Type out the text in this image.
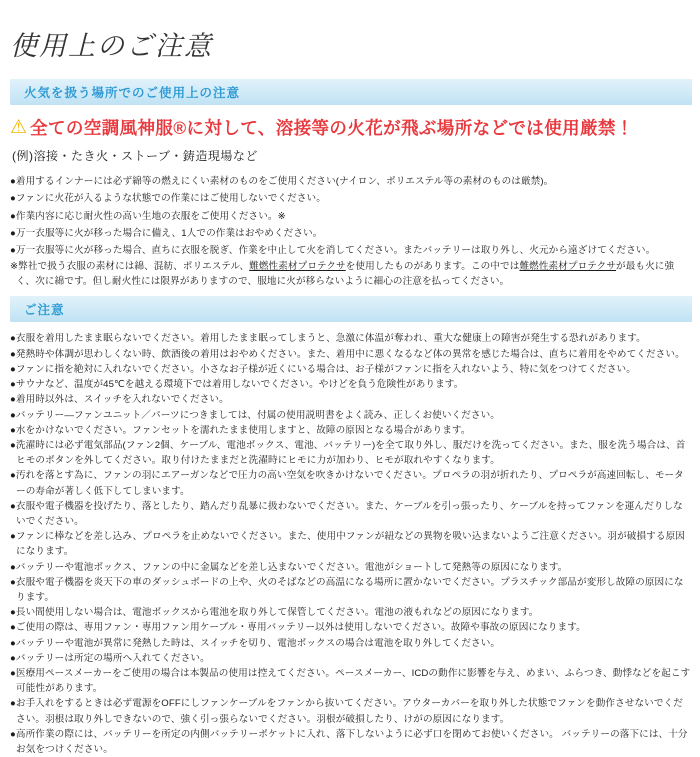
使用上のご注意
火気を扱う場所でのご使用上の注意
⚠ 全ての空調風神服®に対して、溶接等の火花が飛ぶ場所などでは使用厳禁！
(例)溶接・たき火・ストーブ・鋳造現場など
●着用するインナーには必ず綿等の燃えにくい素材のものをご使用ください(ナイロン、ポリエステル等の素材のものは厳禁)。
●ファンに火花が入るような状態での作業にはご使用しないでください。
●作業内容に応じ耐火性の高い生地の衣服をご使用ください。※
●万一衣服等に火が移った場合に備え、1人での作業はおやめください。
●万一衣服等に火が移った場合、直ちに衣服を脱ぎ、作業を中止して火を消してください。またバッテリーは取り外し、火元から遠ざけてください。

※弊社で扱う衣服の素材には綿、混紡、ポリエステル、難燃性素材プロテクサを使用したものがあります。この中では難燃性素材プロテクサが最も火に強く、次に綿です。但し耐火性には限界がありますので、服地に火が移らないように細心の注意を払ってください。

ご注意
●衣服を着用したまま眠らないでください。着用したまま眠ってしまうと、急激に体温が奪われ、重大な健康上の障害が発生する恐れがあります。
●発熱時や体調が思わしくない時、飲酒後の着用はおやめください。また、着用中に悪くなるなど体の異常を感じた場合は、直ちに着用をやめてください。
●ファンに指を絶対に入れないでください。小さなお子様が近くにいる場合は、お子様がファンに指を入れないよう、特に気をつけてください。
●サウナなど、温度が45℃を越える環境下では着用しないでください。やけどを負う危険性があります。
●着用時以外は、スイッチを入れないでください。
●バッテリー―ファンユニット／パーツにつきましては、付属の使用説明書をよく読み、正しくお使いください。
●水をかけないでください。ファンセットを濡れたまま使用しますと、故障の原因となる場合があります。
●洗濯時には必ず電気部品(ファン2個、ケーブル、電池ボックス、電池、バッテリー)を全て取り外し、服だけを洗ってください。また、服を洗う場合は、首ヒモのボタンを外してください。取り付けたままだと洗濯時にヒモに力が加わり、ヒモが取れやすくなります。
●汚れを落とす為に、ファンの羽にエアーガンなどで圧力の高い空気を吹きかけないでください。プロペラの羽が折れたり、プロペラが高速回転し、モーターの寿命が著しく低下してしまいます。
●衣服や電子機器を投げたり、落としたり、踏んだり乱暴に扱わないでください。また、ケーブルを引っ張ったり、ケーブルを持ってファンを運んだりしないでください。
●ファンに棒などを差し込み、プロペラを止めないでください。また、使用中ファンが紐などの異物を吸い込まないようご注意ください。羽が破損する原因になります。
●バッテリーや電池ボックス、ファンの中に金属などを差し込まないでください。電池がショートして発熱等の原因になります。
●衣服や電子機器を炎天下の車のダッシュボードの上や、火のそばなどの高温になる場所に置かないでください。プラスチック部品が変形し故障の原因になります。
●長い間使用しない場合は、電池ボックスから電池を取り外して保管してください。電池の液もれなどの原因になります。
●ご使用の際は、専用ファン・専用ファン用ケーブル・専用バッテリー以外は使用しないでください。故障や事故の原因になります。
●バッテリーや電池が異常に発熱した時は、スイッチを切り、電池ボックスの場合は電池を取り外してください。
●バッテリーは所定の場所へ入れてください。
●医療用ペースメーカーをご使用の場合は本製品の使用は控えてください。ペースメーカー、ICDの動作に影響を与え、めまい、ふらつき、動悸などを起こす可能性があります。
●お手入れをするときは必ず電源をOFFにしファンケーブルをファンから抜いてください。アウターカバーを取り外した状態でファンを動作させないでください。羽根は取り外しできないので、強く引っ張らないでください。羽根が破損したり、けがの原因になります。
●高所作業の際には、バッテリーを所定の内側バッテリーポケットに入れ、落下しないように必ず口を閉めてお使いください。 バッテリーの落下には、十分お気をつけください。
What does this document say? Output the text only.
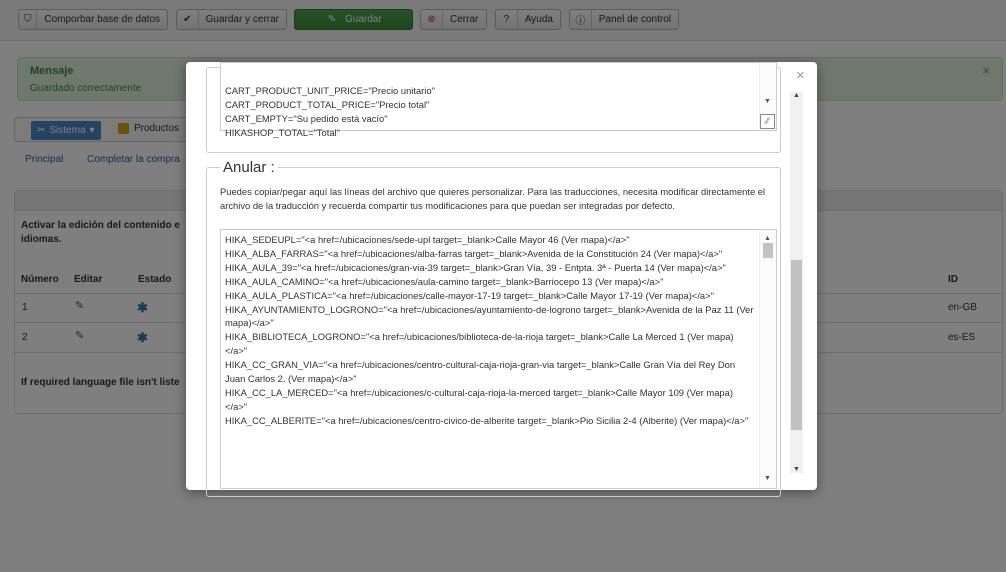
×
CART_PRODUCT_UNIT_PRICE="Precio unitario"
CART_PRODUCT_TOTAL_PRICE="Precio total"
CART_EMPTY="Su pedido está vacío"
HIKASHOP_TOTAL="Total"
▼
⁄⁄
Anular :

Puedes copiar/pegar aquí las líneas del archivo que quieres personalizar. Para las traducciones, necesita modificar directamente el archivo de la traducción y recuerda compartir tus modificaciones para que puedan ser integradas por defecto.

HIKA_SEDEUPL="<a href=/ubicaciones/sede-upl target=_blank>Calle Mayor 46 (Ver mapa)</a>"
HIKA_ALBA_FARRAS="<a href=/ubicaciones/alba-farras target=_blank>Avenida de la Constitución 24 (Ver mapa)</a>"
HIKA_AULA_39="<a href=/ubicaciones/gran-via-39 target=_blank>Gran Vía, 39 - Entpta. 3ª - Puerta 14 (Ver mapa)</a>"
HIKA_AULA_CAMINO="<a href=/ubicaciones/aula-camino target=_blank>Barriocepo 13 (Ver mapa)</a>"
HIKA_AULA_PLASTICA="<a href=/ubicaciones/calle-mayor-17-19 target=_blank>Calle Mayor 17-19 (Ver mapa)</a>"
HIKA_AYUNTAMIENTO_LOGRONO="<a href=/ubicaciones/ayuntamiento-de-logrono target=_blank>Avenida de la Paz 11 (Ver mapa)</a>"
HIKA_BIBLIOTECA_LOGRONO="<a href=/ubicaciones/biblioteca-de-la-rioja target=_blank>Calle La Merced 1 (Ver mapa)</a>"
HIKA_CC_GRAN_VIA="<a href=/ubicaciones/centro-cultural-caja-rioja-gran-via target=_blank>Calle Gran Vía del Rey Don Juan Carlos 2. (Ver mapa)</a>"
HIKA_CC_LA_MERCED="<a href=/ubicaciones/c-cultural-caja-rioja-la-merced target=_blank>Calle Mayor 109 (Ver mapa)</a>"
HIKA_CC_ALBERITE="<a href=/ubicaciones/centro-civico-de-alberite target=_blank>Pio Sicilia 2-4 (Alberite) (Ver mapa)</a>"
▲
▼
▲
▼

To be done:
All of the records above must be copied exactly, except for the pictures.

Task result:
Type out the text in this image.
使用上のご注意
火気を扱う場所でのご使用上の注意
⚠ 全ての空調風神服®に対して、溶接等の火花が飛ぶ場所などでは使用厳禁！
(例)溶接・たき火・ストーブ・鋳造現場など
●着用するインナーには必ず綿等の燃えにくい素材のものをご使用ください(ナイロン、ポリエステル等の素材のものは厳禁)。
●ファンに火花が入るような状態での作業にはご使用しないでください。
●作業内容に応じ耐火性の高い生地の衣服をご使用ください。※
●万一衣服等に火が移った場合に備え、1人での作業はおやめください。
●万一衣服等に火が移った場合、直ちに衣服を脱ぎ、作業を中止して火を消してください。またバッテリーは取り外し、火元から遠ざけてください。

※弊社で扱う衣服の素材には綿、混紡、ポリエステル、難燃性素材プロテクサを使用したものがあります。この中では難燃性素材プロテクサが最も火に強く、次に綿です。但し耐火性には限界がありますので、服地に火が移らないように細心の注意を払ってください。

ご注意
●衣服を着用したまま眠らないでください。着用したまま眠ってしまうと、急激に体温が奪われ、重大な健康上の障害が発生する恐れがあります。
●発熱時や体調が思わしくない時、飲酒後の着用はおやめください。また、着用中に悪くなるなど体の異常を感じた場合は、直ちに着用をやめてください。
●ファンに指を絶対に入れないでください。小さなお子様が近くにいる場合は、お子様がファンに指を入れないよう、特に気をつけてください。
●サウナなど、温度が45℃を越える環境下では着用しないでください。やけどを負う危険性があります。
●着用時以外は、スイッチを入れないでください。
●バッテリー―ファンユニット／パーツにつきましては、付属の使用説明書をよく読み、正しくお使いください。
●水をかけないでください。ファンセットを濡れたまま使用しますと、故障の原因となる場合があります。
●洗濯時には必ず電気部品(ファン2個、ケーブル、電池ボックス、電池、バッテリー)を全て取り外し、服だけを洗ってください。また、服を洗う場合は、首ヒモのボタンを外してください。取り付けたままだと洗濯時にヒモに力が加わり、ヒモが取れやすくなります。
●汚れを落とす為に、ファンの羽にエアーガンなどで圧力の高い空気を吹きかけないでください。プロペラの羽が折れたり、プロペラが高速回転し、モーターの寿命が著しく低下してしまいます。
●衣服や電子機器を投げたり、落としたり、踏んだり乱暴に扱わないでください。また、ケーブルを引っ張ったり、ケーブルを持ってファンを運んだりしないでください。
●ファンに棒などを差し込み、プロペラを止めないでください。また、使用中ファンが紐などの異物を吸い込まないようご注意ください。羽が破損する原因になります。
●バッテリーや電池ボックス、ファンの中に金属などを差し込まないでください。電池がショートして発熱等の原因になります。
●衣服や電子機器を炎天下の車のダッシュボードの上や、火のそばなどの高温になる場所に置かないでください。プラスチック部品が変形し故障の原因になります。
●長い間使用しない場合は、電池ボックスから電池を取り外して保管してください。電池の液もれなどの原因になります。
●ご使用の際は、専用ファン・専用ファン用ケーブル・専用バッテリー以外は使用しないでください。故障や事故の原因になります。
●バッテリーや電池が異常に発熱した時は、スイッチを切り、電池ボックスの場合は電池を取り外してください。
●バッテリーは所定の場所へ入れてください。
●医療用ペースメーカーをご使用の場合は本製品の使用は控えてください。ペースメーカー、ICDの動作に影響を与え、めまい、ふらつき、動悸などを起こす可能性があります。
●お手入れをするときは必ず電源をOFFにしファンケーブルをファンから抜いてください。アウターカバーを取り外した状態でファンを動作させないでください。羽根は取り外しできないので、強く引っ張らないでください。羽根が破損したり、けがの原因になります。
●高所作業の際には、バッテリーを所定の内側バッテリーポケットに入れ、落下しないように必ず口を閉めてお使いください。 バッテリーの落下には、十分お気をつけください。
What does this document say? Output the text only.
×
CART_PRODUCT_UNIT_PRICE="Precio unitario"
CART_PRODUCT_TOTAL_PRICE="Precio total"
CART_EMPTY="Su pedido está vacío"
HIKASHOP_TOTAL="Total"
▼
⁄⁄
Anular :

Puedes copiar/pegar aquí las líneas del archivo que quieres personalizar. Para las traducciones, necesita modificar directamente el archivo de la traducción y recuerda compartir tus modificaciones para que puedan ser integradas por defecto.

HIKA_SEDEUPL="<a href=/ubicaciones/sede-upl target=_blank>Calle Mayor 46 (Ver mapa)</a>"
HIKA_ALBA_FARRAS="<a href=/ubicaciones/alba-farras target=_blank>Avenida de la Constitución 24 (Ver mapa)</a>"
HIKA_AULA_39="<a href=/ubicaciones/gran-via-39 target=_blank>Gran Vía, 39 - Entpta. 3ª - Puerta 14 (Ver mapa)</a>"
HIKA_AULA_CAMINO="<a href=/ubicaciones/aula-camino target=_blank>Barriocepo 13 (Ver mapa)</a>"
HIKA_AULA_PLASTICA="<a href=/ubicaciones/calle-mayor-17-19 target=_blank>Calle Mayor 17-19 (Ver mapa)</a>"
HIKA_AYUNTAMIENTO_LOGRONO="<a href=/ubicaciones/ayuntamiento-de-logrono target=_blank>Avenida de la Paz 11 (Ver mapa)</a>"
HIKA_BIBLIOTECA_LOGRONO="<a href=/ubicaciones/biblioteca-de-la-rioja target=_blank>Calle La Merced 1 (Ver mapa)</a>"
HIKA_CC_GRAN_VIA="<a href=/ubicaciones/centro-cultural-caja-rioja-gran-via target=_blank>Calle Gran Vía del Rey Don Juan Carlos 2. (Ver mapa)</a>"
HIKA_CC_LA_MERCED="<a href=/ubicaciones/c-cultural-caja-rioja-la-merced target=_blank>Calle Mayor 109 (Ver mapa)</a>"
HIKA_CC_ALBERITE="<a href=/ubicaciones/centro-civico-de-alberite target=_blank>Pio Sicilia 2-4 (Alberite) (Ver mapa)</a>"
▲
▼
▲
▼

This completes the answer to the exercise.